_Stated exercise_
Print the lines of each listing below without any changes.

Element and region listings
>> Start
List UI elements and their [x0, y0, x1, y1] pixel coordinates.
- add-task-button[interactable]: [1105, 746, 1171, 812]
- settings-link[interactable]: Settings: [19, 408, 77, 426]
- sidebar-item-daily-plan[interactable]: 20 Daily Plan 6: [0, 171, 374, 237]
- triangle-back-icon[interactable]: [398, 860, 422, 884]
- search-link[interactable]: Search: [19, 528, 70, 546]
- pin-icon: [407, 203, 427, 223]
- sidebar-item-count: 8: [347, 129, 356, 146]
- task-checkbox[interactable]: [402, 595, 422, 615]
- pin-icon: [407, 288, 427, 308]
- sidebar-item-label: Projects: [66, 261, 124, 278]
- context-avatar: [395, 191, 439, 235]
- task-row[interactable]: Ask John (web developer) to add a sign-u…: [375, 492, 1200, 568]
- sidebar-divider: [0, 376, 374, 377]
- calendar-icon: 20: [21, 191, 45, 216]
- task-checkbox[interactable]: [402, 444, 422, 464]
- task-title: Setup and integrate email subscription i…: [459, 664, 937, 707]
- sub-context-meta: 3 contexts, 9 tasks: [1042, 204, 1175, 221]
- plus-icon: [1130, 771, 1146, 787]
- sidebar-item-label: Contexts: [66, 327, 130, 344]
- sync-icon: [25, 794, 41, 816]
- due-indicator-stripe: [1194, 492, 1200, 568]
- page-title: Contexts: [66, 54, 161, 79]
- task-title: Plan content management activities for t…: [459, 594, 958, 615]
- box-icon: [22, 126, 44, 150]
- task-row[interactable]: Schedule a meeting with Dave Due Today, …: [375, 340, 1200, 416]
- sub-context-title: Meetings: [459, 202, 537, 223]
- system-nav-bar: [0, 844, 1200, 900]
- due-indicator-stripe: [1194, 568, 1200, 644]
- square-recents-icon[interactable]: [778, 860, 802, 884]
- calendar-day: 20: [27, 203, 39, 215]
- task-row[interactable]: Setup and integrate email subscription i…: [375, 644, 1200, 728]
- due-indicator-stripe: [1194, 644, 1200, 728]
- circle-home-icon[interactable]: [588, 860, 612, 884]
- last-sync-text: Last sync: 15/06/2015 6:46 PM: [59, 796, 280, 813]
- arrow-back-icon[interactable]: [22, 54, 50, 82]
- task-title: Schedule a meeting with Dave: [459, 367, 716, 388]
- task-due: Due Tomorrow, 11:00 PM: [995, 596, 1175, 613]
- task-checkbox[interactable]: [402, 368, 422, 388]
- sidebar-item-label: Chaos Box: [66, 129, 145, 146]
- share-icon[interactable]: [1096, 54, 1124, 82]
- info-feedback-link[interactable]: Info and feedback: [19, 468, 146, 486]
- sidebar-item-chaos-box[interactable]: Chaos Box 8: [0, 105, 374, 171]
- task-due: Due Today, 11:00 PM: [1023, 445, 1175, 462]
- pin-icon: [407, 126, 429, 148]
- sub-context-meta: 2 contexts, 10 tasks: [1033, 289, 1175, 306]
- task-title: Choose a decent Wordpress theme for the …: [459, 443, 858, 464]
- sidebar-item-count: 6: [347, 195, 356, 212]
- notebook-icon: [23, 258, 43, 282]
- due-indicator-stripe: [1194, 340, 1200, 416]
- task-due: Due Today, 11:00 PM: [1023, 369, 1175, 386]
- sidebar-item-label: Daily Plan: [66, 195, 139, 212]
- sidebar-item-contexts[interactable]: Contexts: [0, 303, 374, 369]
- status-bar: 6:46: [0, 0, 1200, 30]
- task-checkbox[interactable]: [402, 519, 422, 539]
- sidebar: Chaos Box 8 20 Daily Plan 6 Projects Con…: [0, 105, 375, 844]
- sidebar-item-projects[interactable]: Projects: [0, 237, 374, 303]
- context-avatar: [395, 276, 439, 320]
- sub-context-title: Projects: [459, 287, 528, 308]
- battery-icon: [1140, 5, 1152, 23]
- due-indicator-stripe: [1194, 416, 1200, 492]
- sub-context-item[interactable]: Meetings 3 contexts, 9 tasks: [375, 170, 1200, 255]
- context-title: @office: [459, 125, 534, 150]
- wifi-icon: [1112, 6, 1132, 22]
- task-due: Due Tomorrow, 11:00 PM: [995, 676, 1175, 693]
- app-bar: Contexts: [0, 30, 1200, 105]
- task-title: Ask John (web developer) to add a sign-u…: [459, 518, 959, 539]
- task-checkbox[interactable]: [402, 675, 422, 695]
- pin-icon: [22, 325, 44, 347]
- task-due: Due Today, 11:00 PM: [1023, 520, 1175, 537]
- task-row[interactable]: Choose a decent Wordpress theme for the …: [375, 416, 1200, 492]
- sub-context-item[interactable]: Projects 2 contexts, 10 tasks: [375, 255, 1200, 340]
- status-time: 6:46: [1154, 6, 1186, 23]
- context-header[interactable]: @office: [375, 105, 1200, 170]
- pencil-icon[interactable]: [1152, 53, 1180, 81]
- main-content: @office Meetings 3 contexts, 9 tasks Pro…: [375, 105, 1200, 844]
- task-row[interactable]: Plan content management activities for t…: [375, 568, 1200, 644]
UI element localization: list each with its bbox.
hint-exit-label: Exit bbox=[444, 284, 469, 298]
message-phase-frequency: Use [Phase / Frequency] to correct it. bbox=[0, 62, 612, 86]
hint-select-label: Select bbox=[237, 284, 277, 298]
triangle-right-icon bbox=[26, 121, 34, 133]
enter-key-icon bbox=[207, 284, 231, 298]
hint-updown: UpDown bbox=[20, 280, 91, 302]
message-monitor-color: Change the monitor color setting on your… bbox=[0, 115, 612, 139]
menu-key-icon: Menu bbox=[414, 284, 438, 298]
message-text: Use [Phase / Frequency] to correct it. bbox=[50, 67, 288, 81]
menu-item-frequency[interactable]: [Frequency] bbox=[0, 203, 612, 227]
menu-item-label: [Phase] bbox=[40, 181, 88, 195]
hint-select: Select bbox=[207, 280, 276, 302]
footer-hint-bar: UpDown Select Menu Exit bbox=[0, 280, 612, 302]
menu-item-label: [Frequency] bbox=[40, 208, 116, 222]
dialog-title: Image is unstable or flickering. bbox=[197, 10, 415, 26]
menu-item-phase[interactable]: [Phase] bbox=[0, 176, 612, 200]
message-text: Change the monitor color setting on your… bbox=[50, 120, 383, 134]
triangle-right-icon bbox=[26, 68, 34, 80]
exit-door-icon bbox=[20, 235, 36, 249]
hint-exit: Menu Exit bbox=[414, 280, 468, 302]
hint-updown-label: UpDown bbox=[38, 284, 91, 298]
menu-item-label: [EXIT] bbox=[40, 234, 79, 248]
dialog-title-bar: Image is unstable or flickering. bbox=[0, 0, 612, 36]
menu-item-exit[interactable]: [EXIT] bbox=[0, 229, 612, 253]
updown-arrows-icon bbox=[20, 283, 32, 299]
>> End
_Response for this exercise_
List UI elements and their [x0, y0, x1, y1] pixel coordinates.
- add-task-button[interactable]: [1105, 746, 1171, 812]
- settings-link[interactable]: Settings: [19, 408, 77, 426]
- sidebar-item-daily-plan[interactable]: 20 Daily Plan 6: [0, 171, 374, 237]
- triangle-back-icon[interactable]: [398, 860, 422, 884]
- search-link[interactable]: Search: [19, 528, 70, 546]
- pin-icon: [407, 203, 427, 223]
- sidebar-item-count: 8: [347, 129, 356, 146]
- task-checkbox[interactable]: [402, 595, 422, 615]
- pin-icon: [407, 288, 427, 308]
- sidebar-item-label: Projects: [66, 261, 124, 278]
- context-avatar: [395, 191, 439, 235]
- task-row[interactable]: Ask John (web developer) to add a sign-u…: [375, 492, 1200, 568]
- sidebar-divider: [0, 376, 374, 377]
- calendar-icon: 20: [21, 191, 45, 216]
- task-checkbox[interactable]: [402, 444, 422, 464]
- task-title: Setup and integrate email subscription i…: [459, 664, 937, 707]
- sub-context-meta: 3 contexts, 9 tasks: [1042, 204, 1175, 221]
- plus-icon: [1130, 771, 1146, 787]
- sidebar-item-label: Contexts: [66, 327, 130, 344]
- sync-icon: [25, 794, 41, 816]
- due-indicator-stripe: [1194, 492, 1200, 568]
- page-title: Contexts: [66, 54, 161, 79]
- task-title: Plan content management activities for t…: [459, 594, 958, 615]
- box-icon: [22, 126, 44, 150]
- task-row[interactable]: Schedule a meeting with Dave Due Today, …: [375, 340, 1200, 416]
- sub-context-title: Meetings: [459, 202, 537, 223]
- system-nav-bar: [0, 844, 1200, 900]
- due-indicator-stripe: [1194, 568, 1200, 644]
- square-recents-icon[interactable]: [778, 860, 802, 884]
- calendar-day: 20: [27, 203, 39, 215]
- task-row[interactable]: Setup and integrate email subscription i…: [375, 644, 1200, 728]
- due-indicator-stripe: [1194, 644, 1200, 728]
- circle-home-icon[interactable]: [588, 860, 612, 884]
- last-sync-text: Last sync: 15/06/2015 6:46 PM: [59, 796, 280, 813]
- arrow-back-icon[interactable]: [22, 54, 50, 82]
- task-title: Schedule a meeting with Dave: [459, 367, 716, 388]
- task-due: Due Tomorrow, 11:00 PM: [995, 596, 1175, 613]
- task-checkbox[interactable]: [402, 368, 422, 388]
- sidebar-item-label: Chaos Box: [66, 129, 145, 146]
- share-icon[interactable]: [1096, 54, 1124, 82]
- info-feedback-link[interactable]: Info and feedback: [19, 468, 146, 486]
- sidebar-item-chaos-box[interactable]: Chaos Box 8: [0, 105, 374, 171]
- task-due: Due Today, 11:00 PM: [1023, 445, 1175, 462]
- pin-icon: [407, 126, 429, 148]
- sub-context-meta: 2 contexts, 10 tasks: [1033, 289, 1175, 306]
- task-title: Choose a decent Wordpress theme for the …: [459, 443, 858, 464]
- sidebar-item-count: 6: [347, 195, 356, 212]
- notebook-icon: [23, 258, 43, 282]
- due-indicator-stripe: [1194, 340, 1200, 416]
- task-due: Due Today, 11:00 PM: [1023, 369, 1175, 386]
- sidebar-item-label: Daily Plan: [66, 195, 139, 212]
- sidebar-item-contexts[interactable]: Contexts: [0, 303, 374, 369]
- status-bar: 6:46: [0, 0, 1200, 30]
- task-checkbox[interactable]: [402, 519, 422, 539]
- sidebar: Chaos Box 8 20 Daily Plan 6 Projects Con…: [0, 105, 375, 844]
- sidebar-item-projects[interactable]: Projects: [0, 237, 374, 303]
- context-avatar: [395, 276, 439, 320]
- sub-context-title: Projects: [459, 287, 528, 308]
- battery-icon: [1140, 5, 1152, 23]
- due-indicator-stripe: [1194, 416, 1200, 492]
- sub-context-item[interactable]: Meetings 3 contexts, 9 tasks: [375, 170, 1200, 255]
- context-title: @office: [459, 125, 534, 150]
- wifi-icon: [1112, 6, 1132, 22]
- task-due: Due Tomorrow, 11:00 PM: [995, 676, 1175, 693]
- app-bar: Contexts: [0, 30, 1200, 105]
- task-title: Ask John (web developer) to add a sign-u…: [459, 518, 959, 539]
- task-checkbox[interactable]: [402, 675, 422, 695]
- pin-icon: [22, 325, 44, 347]
- task-due: Due Today, 11:00 PM: [1023, 520, 1175, 537]
- task-row[interactable]: Choose a decent Wordpress theme for the …: [375, 416, 1200, 492]
- sub-context-item[interactable]: Projects 2 contexts, 10 tasks: [375, 255, 1200, 340]
- status-time: 6:46: [1154, 6, 1186, 23]
- context-header[interactable]: @office: [375, 105, 1200, 170]
- pencil-icon[interactable]: [1152, 53, 1180, 81]
- main-content: @office Meetings 3 contexts, 9 tasks Pro…: [375, 105, 1200, 844]
- task-row[interactable]: Plan content management activities for t…: [375, 568, 1200, 644]
UI element localization: list each with its bbox.
hint-exit-label: Exit bbox=[444, 284, 469, 298]
message-phase-frequency: Use [Phase / Frequency] to correct it. bbox=[0, 62, 612, 86]
hint-select-label: Select bbox=[237, 284, 277, 298]
triangle-right-icon bbox=[26, 121, 34, 133]
enter-key-icon bbox=[207, 284, 231, 298]
hint-updown: UpDown bbox=[20, 280, 91, 302]
message-monitor-color: Change the monitor color setting on your… bbox=[0, 115, 612, 139]
menu-key-icon: Menu bbox=[414, 284, 438, 298]
message-text: Use [Phase / Frequency] to correct it. bbox=[50, 67, 288, 81]
menu-item-frequency[interactable]: [Frequency] bbox=[0, 203, 612, 227]
menu-item-label: [Phase] bbox=[40, 181, 88, 195]
hint-select: Select bbox=[207, 280, 276, 302]
footer-hint-bar: UpDown Select Menu Exit bbox=[0, 280, 612, 302]
menu-item-label: [Frequency] bbox=[40, 208, 116, 222]
dialog-title: Image is unstable or flickering. bbox=[197, 10, 415, 26]
menu-item-phase[interactable]: [Phase] bbox=[0, 176, 612, 200]
message-text: Change the monitor color setting on your… bbox=[50, 120, 383, 134]
triangle-right-icon bbox=[26, 68, 34, 80]
exit-door-icon bbox=[20, 235, 36, 249]
hint-exit: Menu Exit bbox=[414, 280, 468, 302]
hint-updown-label: UpDown bbox=[38, 284, 91, 298]
menu-item-label: [EXIT] bbox=[40, 234, 79, 248]
dialog-title-bar: Image is unstable or flickering. bbox=[0, 0, 612, 36]
menu-item-exit[interactable]: [EXIT] bbox=[0, 229, 612, 253]
updown-arrows-icon bbox=[20, 283, 32, 299]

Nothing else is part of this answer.